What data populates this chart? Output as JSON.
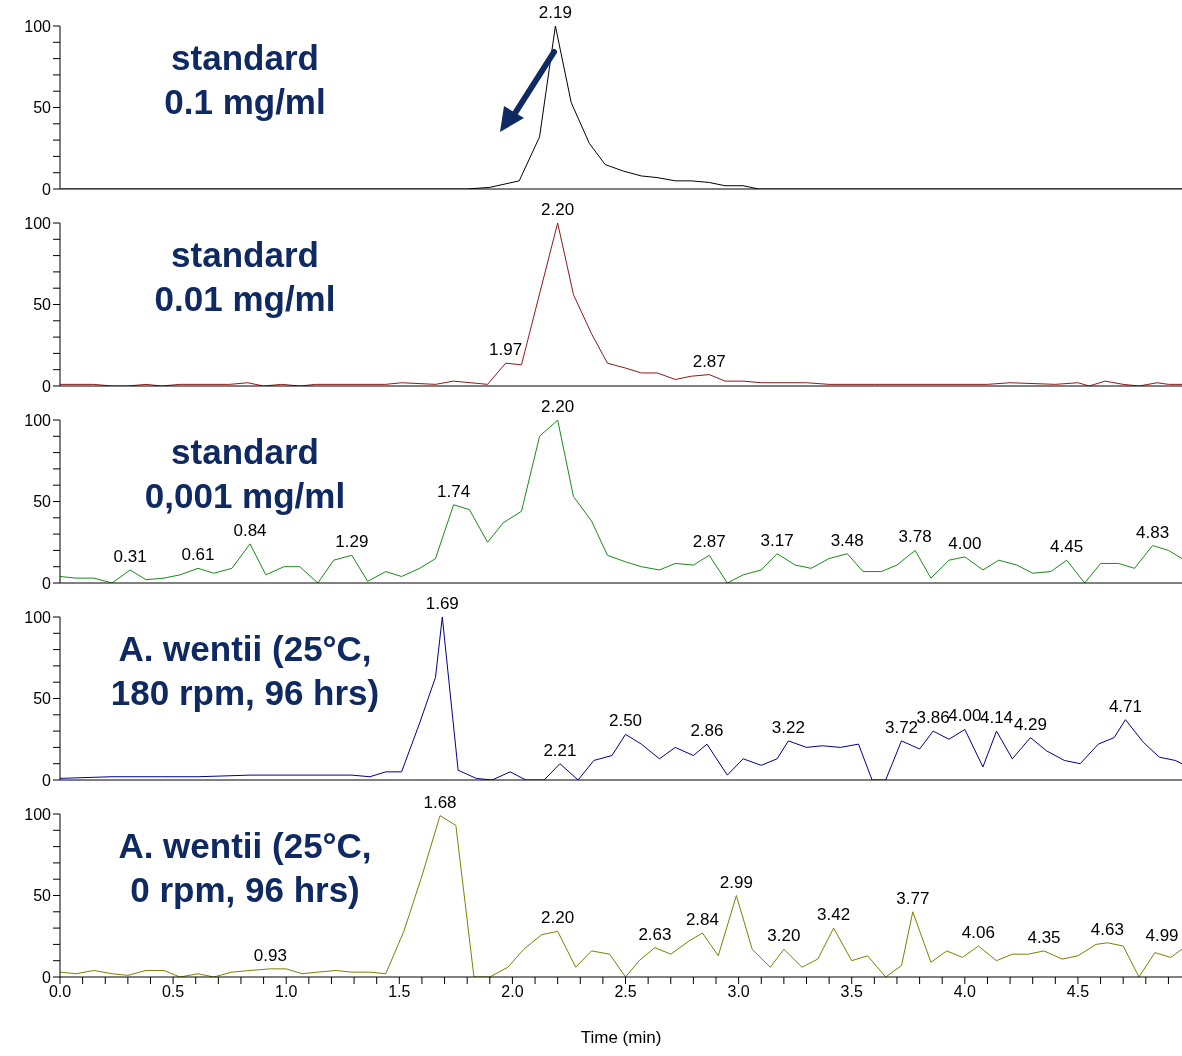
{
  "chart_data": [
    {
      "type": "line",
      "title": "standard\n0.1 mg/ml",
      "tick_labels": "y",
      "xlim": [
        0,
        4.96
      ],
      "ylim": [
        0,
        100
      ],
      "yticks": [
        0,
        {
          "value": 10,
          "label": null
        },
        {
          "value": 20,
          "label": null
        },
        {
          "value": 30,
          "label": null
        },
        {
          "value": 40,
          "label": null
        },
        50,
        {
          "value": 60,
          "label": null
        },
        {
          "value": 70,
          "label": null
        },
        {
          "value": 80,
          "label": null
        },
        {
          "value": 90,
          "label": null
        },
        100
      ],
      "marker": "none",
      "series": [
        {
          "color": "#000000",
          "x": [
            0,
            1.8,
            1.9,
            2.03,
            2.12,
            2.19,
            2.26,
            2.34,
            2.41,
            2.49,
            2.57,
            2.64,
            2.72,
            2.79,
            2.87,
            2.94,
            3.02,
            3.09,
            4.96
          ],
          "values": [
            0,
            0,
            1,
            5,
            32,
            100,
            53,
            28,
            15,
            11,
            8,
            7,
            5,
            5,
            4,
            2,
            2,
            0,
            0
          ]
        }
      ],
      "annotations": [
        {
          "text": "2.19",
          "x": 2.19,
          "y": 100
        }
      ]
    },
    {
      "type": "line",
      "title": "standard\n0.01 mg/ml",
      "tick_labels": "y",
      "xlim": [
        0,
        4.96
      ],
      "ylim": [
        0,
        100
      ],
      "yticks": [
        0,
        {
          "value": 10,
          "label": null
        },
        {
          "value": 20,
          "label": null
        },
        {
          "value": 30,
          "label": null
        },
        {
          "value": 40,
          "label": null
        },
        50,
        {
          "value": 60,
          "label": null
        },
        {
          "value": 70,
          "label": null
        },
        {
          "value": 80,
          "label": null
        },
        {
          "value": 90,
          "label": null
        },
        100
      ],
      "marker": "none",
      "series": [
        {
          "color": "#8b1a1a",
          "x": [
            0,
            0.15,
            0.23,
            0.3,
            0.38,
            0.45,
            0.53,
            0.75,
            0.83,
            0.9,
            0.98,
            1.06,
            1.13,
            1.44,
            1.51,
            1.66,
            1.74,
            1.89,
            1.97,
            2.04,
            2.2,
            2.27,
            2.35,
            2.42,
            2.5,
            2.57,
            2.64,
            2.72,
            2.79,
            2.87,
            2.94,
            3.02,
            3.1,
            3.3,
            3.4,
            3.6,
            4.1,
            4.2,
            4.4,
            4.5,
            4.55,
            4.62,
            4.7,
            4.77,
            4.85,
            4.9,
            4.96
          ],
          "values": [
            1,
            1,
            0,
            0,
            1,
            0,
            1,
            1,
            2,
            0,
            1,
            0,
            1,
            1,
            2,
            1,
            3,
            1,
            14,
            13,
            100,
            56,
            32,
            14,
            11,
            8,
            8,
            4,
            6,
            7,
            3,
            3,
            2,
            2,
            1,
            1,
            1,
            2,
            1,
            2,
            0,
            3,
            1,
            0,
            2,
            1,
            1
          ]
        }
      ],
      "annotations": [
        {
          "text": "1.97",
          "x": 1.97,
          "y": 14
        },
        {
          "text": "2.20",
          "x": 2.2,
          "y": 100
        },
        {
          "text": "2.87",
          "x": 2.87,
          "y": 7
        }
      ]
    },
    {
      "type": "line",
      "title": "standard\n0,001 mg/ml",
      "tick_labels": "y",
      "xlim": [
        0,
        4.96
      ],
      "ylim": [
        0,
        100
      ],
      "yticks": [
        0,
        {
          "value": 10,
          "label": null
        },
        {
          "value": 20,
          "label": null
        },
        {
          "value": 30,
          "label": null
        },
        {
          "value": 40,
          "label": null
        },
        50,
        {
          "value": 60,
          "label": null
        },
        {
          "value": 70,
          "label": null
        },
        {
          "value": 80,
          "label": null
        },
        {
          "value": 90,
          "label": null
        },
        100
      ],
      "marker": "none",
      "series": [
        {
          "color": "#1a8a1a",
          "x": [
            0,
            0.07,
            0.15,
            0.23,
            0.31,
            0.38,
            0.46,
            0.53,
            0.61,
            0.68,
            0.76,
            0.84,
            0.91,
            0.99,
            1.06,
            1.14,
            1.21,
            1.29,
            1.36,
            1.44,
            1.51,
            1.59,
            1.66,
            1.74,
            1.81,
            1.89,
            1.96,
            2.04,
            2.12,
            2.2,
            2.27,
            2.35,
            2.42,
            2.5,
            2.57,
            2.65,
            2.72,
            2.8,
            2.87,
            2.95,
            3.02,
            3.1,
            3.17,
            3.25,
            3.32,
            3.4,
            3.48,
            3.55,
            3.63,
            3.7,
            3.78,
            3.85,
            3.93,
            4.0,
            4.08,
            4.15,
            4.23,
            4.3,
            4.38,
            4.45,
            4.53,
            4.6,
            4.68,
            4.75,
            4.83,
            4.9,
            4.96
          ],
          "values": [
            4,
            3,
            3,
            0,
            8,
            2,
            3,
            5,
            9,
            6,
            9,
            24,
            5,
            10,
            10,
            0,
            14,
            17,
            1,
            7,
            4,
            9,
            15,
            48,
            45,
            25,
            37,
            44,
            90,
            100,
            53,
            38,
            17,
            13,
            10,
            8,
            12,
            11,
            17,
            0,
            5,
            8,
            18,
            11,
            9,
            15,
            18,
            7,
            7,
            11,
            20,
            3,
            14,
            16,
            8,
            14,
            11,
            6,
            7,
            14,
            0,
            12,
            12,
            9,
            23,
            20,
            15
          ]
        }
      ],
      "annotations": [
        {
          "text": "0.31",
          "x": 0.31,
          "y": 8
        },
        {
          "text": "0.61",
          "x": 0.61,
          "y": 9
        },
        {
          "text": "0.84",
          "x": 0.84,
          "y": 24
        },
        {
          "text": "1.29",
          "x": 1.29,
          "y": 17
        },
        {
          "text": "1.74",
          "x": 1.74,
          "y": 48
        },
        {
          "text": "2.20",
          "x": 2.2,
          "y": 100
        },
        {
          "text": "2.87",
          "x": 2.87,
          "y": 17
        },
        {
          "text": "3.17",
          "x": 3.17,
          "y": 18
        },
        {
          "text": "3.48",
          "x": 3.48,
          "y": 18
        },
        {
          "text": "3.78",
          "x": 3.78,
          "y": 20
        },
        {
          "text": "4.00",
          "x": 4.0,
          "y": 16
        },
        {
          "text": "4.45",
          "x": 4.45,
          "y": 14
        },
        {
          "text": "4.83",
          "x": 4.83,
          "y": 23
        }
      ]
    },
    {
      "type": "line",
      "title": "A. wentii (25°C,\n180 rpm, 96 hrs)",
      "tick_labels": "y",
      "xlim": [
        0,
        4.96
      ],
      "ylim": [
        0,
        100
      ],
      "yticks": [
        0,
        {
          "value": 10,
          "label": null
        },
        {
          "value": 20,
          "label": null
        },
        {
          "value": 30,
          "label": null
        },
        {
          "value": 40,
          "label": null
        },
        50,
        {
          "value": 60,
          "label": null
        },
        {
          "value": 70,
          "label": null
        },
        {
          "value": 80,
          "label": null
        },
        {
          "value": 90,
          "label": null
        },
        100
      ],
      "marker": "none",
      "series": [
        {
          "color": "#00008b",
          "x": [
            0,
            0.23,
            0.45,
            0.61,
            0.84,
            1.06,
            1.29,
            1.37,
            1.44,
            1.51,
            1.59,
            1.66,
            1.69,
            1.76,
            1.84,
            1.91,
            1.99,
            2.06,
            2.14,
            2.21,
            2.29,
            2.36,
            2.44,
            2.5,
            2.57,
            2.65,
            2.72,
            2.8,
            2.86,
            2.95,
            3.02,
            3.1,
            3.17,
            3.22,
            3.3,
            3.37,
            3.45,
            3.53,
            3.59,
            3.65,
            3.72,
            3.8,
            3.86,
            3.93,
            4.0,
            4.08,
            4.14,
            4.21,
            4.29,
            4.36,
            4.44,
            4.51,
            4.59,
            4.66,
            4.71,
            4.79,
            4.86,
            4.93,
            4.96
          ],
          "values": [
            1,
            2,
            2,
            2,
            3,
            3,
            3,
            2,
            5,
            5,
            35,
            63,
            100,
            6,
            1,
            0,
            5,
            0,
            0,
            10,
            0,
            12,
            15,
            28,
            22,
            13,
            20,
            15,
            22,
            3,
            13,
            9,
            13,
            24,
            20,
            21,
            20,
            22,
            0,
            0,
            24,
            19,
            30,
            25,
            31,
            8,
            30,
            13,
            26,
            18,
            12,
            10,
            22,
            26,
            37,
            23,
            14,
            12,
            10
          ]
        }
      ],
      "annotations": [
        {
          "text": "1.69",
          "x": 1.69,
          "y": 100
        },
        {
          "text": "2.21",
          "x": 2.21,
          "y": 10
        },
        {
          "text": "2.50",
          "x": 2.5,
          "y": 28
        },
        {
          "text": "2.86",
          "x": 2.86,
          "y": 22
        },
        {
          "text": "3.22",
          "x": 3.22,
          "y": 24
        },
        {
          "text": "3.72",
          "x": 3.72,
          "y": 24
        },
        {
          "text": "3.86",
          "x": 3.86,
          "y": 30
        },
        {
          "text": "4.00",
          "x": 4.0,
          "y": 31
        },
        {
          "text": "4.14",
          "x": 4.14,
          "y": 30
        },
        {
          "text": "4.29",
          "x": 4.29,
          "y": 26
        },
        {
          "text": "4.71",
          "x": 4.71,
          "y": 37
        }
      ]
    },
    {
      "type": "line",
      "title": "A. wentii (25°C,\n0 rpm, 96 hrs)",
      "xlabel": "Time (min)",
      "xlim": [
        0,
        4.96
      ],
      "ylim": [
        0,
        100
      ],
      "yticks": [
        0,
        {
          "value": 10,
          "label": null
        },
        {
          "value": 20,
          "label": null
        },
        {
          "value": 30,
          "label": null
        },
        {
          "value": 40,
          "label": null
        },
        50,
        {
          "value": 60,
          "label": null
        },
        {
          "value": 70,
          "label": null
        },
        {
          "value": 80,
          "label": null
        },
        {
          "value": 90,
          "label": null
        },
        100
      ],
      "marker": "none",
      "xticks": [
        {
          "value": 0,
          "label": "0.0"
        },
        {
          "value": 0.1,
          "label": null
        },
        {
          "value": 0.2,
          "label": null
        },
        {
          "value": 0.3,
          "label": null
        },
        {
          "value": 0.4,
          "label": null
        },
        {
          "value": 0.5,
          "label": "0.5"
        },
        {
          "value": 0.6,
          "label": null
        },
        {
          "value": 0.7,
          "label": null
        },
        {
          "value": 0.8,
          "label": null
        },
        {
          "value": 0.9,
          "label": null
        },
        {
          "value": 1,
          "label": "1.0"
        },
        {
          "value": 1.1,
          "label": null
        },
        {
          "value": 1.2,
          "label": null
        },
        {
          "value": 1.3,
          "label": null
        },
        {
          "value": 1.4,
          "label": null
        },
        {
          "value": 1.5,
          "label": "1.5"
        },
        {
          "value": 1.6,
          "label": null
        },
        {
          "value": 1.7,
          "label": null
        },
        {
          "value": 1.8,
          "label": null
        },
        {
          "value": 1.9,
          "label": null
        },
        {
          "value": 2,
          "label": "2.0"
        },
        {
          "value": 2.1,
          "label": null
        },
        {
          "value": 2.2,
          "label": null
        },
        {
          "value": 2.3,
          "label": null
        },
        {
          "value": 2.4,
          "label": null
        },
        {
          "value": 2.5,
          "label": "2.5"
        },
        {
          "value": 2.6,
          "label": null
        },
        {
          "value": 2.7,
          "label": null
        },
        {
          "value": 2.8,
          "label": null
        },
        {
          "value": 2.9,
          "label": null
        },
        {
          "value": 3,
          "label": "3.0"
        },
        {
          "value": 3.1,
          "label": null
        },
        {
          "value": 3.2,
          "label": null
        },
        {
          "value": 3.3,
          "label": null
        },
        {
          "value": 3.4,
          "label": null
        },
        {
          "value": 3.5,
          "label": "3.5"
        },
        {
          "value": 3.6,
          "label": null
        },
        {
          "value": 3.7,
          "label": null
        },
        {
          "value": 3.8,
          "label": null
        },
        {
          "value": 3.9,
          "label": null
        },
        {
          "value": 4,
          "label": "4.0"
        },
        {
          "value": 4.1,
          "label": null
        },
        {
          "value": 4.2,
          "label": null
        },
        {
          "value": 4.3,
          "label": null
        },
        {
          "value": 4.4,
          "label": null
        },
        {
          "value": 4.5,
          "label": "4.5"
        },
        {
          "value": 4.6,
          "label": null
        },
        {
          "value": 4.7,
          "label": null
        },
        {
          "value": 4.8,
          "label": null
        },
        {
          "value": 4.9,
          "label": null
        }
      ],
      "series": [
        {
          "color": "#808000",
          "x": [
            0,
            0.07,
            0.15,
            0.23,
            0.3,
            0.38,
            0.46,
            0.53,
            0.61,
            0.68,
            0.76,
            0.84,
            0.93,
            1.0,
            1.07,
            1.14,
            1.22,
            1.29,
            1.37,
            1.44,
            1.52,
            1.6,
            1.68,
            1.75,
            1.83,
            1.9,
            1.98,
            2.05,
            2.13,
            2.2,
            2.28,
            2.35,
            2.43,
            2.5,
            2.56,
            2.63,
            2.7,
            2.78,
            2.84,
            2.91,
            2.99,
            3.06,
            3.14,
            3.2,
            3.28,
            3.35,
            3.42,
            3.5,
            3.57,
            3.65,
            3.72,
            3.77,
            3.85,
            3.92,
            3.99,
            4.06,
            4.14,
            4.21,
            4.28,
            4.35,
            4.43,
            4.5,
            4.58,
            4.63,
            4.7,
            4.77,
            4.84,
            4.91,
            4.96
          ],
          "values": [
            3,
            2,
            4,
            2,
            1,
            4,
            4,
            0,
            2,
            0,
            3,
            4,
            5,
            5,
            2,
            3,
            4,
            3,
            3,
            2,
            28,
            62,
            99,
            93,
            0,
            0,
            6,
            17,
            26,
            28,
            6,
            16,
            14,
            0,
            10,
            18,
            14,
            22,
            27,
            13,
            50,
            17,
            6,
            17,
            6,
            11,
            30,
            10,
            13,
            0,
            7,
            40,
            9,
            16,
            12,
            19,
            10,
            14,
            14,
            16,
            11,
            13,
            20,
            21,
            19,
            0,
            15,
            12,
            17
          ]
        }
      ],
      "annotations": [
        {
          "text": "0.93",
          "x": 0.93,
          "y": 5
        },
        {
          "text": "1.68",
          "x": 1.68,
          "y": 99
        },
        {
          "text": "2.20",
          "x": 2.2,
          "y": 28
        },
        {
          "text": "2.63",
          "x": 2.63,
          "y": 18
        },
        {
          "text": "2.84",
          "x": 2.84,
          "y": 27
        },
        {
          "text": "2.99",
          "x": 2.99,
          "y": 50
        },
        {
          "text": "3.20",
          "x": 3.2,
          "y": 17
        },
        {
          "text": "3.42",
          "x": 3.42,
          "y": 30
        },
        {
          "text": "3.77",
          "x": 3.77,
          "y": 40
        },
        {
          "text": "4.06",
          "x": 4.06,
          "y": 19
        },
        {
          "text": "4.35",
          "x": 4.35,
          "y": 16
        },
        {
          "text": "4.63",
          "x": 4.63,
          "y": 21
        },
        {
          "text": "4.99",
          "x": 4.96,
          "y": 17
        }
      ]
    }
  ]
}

Your objective:
Count the lines that hold the string "standard" and state that number alone.

Result of the task:
3